(Records for this task):

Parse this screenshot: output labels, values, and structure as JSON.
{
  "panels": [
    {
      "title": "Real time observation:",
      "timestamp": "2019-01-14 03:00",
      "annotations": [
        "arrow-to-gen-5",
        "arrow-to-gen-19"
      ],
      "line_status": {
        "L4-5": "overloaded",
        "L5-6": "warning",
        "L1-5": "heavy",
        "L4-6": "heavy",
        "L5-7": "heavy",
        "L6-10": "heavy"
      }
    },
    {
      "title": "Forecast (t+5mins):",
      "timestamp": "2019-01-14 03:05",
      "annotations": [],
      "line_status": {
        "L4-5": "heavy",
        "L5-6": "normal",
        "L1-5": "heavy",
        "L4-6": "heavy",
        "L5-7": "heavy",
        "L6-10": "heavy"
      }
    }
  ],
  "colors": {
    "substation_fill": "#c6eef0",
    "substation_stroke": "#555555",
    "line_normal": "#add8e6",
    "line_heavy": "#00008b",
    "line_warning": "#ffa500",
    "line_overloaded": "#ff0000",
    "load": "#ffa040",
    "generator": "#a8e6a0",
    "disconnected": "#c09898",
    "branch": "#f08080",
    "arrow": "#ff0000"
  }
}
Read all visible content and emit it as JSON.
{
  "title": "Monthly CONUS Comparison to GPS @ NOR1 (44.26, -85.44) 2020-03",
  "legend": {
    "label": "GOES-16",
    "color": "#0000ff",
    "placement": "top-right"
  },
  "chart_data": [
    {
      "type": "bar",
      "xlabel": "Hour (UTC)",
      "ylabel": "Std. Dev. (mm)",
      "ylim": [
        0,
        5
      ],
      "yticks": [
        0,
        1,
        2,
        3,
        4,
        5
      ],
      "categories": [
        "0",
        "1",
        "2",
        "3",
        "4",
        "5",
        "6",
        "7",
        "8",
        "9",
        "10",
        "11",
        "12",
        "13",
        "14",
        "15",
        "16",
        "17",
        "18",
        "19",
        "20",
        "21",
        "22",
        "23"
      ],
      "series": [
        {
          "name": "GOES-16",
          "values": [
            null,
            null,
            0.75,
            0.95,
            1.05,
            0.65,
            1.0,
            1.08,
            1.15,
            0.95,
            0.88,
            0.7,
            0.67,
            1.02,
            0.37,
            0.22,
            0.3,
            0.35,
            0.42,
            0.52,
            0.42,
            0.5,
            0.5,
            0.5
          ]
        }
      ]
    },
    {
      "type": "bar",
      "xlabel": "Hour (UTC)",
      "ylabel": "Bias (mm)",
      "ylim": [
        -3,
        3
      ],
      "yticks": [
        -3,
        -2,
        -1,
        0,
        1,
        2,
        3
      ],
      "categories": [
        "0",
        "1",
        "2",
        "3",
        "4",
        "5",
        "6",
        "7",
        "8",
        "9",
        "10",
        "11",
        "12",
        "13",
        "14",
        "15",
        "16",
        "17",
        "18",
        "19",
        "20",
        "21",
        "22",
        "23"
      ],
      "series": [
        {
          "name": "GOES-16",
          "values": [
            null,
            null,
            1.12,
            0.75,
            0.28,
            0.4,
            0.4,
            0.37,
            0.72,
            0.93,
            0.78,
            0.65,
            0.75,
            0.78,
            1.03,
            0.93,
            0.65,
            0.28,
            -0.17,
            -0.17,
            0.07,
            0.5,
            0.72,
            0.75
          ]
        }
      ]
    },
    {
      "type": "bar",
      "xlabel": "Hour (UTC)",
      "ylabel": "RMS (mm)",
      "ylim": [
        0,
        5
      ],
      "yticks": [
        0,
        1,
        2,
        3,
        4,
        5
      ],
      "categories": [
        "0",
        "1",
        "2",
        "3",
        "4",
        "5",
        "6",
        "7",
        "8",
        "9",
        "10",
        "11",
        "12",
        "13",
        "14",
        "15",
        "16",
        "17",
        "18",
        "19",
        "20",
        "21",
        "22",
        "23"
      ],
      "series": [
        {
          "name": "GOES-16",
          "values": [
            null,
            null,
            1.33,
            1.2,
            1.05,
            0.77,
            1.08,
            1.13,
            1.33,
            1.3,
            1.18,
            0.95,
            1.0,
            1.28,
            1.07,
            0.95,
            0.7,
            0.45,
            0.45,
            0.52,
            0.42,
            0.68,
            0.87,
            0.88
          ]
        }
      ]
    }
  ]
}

(What this task involves): The entries above should be repeated exactly, every one of them.

(Right answer):
Parse this screenshot: output labels, values, and structure as JSON.
{
  "panels": [
    {
      "title": "Real time observation:",
      "timestamp": "2019-01-14 03:00",
      "annotations": [
        "arrow-to-gen-5",
        "arrow-to-gen-19"
      ],
      "line_status": {
        "L4-5": "overloaded",
        "L5-6": "warning",
        "L1-5": "heavy",
        "L4-6": "heavy",
        "L5-7": "heavy",
        "L6-10": "heavy"
      }
    },
    {
      "title": "Forecast (t+5mins):",
      "timestamp": "2019-01-14 03:05",
      "annotations": [],
      "line_status": {
        "L4-5": "heavy",
        "L5-6": "normal",
        "L1-5": "heavy",
        "L4-6": "heavy",
        "L5-7": "heavy",
        "L6-10": "heavy"
      }
    }
  ],
  "colors": {
    "substation_fill": "#c6eef0",
    "substation_stroke": "#555555",
    "line_normal": "#add8e6",
    "line_heavy": "#00008b",
    "line_warning": "#ffa500",
    "line_overloaded": "#ff0000",
    "load": "#ffa040",
    "generator": "#a8e6a0",
    "disconnected": "#c09898",
    "branch": "#f08080",
    "arrow": "#ff0000"
  }
}
Read all visible content and emit it as JSON.
{
  "title": "Monthly CONUS Comparison to GPS @ NOR1 (44.26, -85.44) 2020-03",
  "legend": {
    "label": "GOES-16",
    "color": "#0000ff",
    "placement": "top-right"
  },
  "chart_data": [
    {
      "type": "bar",
      "xlabel": "Hour (UTC)",
      "ylabel": "Std. Dev. (mm)",
      "ylim": [
        0,
        5
      ],
      "yticks": [
        0,
        1,
        2,
        3,
        4,
        5
      ],
      "categories": [
        "0",
        "1",
        "2",
        "3",
        "4",
        "5",
        "6",
        "7",
        "8",
        "9",
        "10",
        "11",
        "12",
        "13",
        "14",
        "15",
        "16",
        "17",
        "18",
        "19",
        "20",
        "21",
        "22",
        "23"
      ],
      "series": [
        {
          "name": "GOES-16",
          "values": [
            null,
            null,
            0.75,
            0.95,
            1.05,
            0.65,
            1.0,
            1.08,
            1.15,
            0.95,
            0.88,
            0.7,
            0.67,
            1.02,
            0.37,
            0.22,
            0.3,
            0.35,
            0.42,
            0.52,
            0.42,
            0.5,
            0.5,
            0.5
          ]
        }
      ]
    },
    {
      "type": "bar",
      "xlabel": "Hour (UTC)",
      "ylabel": "Bias (mm)",
      "ylim": [
        -3,
        3
      ],
      "yticks": [
        -3,
        -2,
        -1,
        0,
        1,
        2,
        3
      ],
      "categories": [
        "0",
        "1",
        "2",
        "3",
        "4",
        "5",
        "6",
        "7",
        "8",
        "9",
        "10",
        "11",
        "12",
        "13",
        "14",
        "15",
        "16",
        "17",
        "18",
        "19",
        "20",
        "21",
        "22",
        "23"
      ],
      "series": [
        {
          "name": "GOES-16",
          "values": [
            null,
            null,
            1.12,
            0.75,
            0.28,
            0.4,
            0.4,
            0.37,
            0.72,
            0.93,
            0.78,
            0.65,
            0.75,
            0.78,
            1.03,
            0.93,
            0.65,
            0.28,
            -0.17,
            -0.17,
            0.07,
            0.5,
            0.72,
            0.75
          ]
        }
      ]
    },
    {
      "type": "bar",
      "xlabel": "Hour (UTC)",
      "ylabel": "RMS (mm)",
      "ylim": [
        0,
        5
      ],
      "yticks": [
        0,
        1,
        2,
        3,
        4,
        5
      ],
      "categories": [
        "0",
        "1",
        "2",
        "3",
        "4",
        "5",
        "6",
        "7",
        "8",
        "9",
        "10",
        "11",
        "12",
        "13",
        "14",
        "15",
        "16",
        "17",
        "18",
        "19",
        "20",
        "21",
        "22",
        "23"
      ],
      "series": [
        {
          "name": "GOES-16",
          "values": [
            null,
            null,
            1.33,
            1.2,
            1.05,
            0.77,
            1.08,
            1.13,
            1.33,
            1.3,
            1.18,
            0.95,
            1.0,
            1.28,
            1.07,
            0.95,
            0.7,
            0.45,
            0.45,
            0.52,
            0.42,
            0.68,
            0.87,
            0.88
          ]
        }
      ]
    }
  ]
}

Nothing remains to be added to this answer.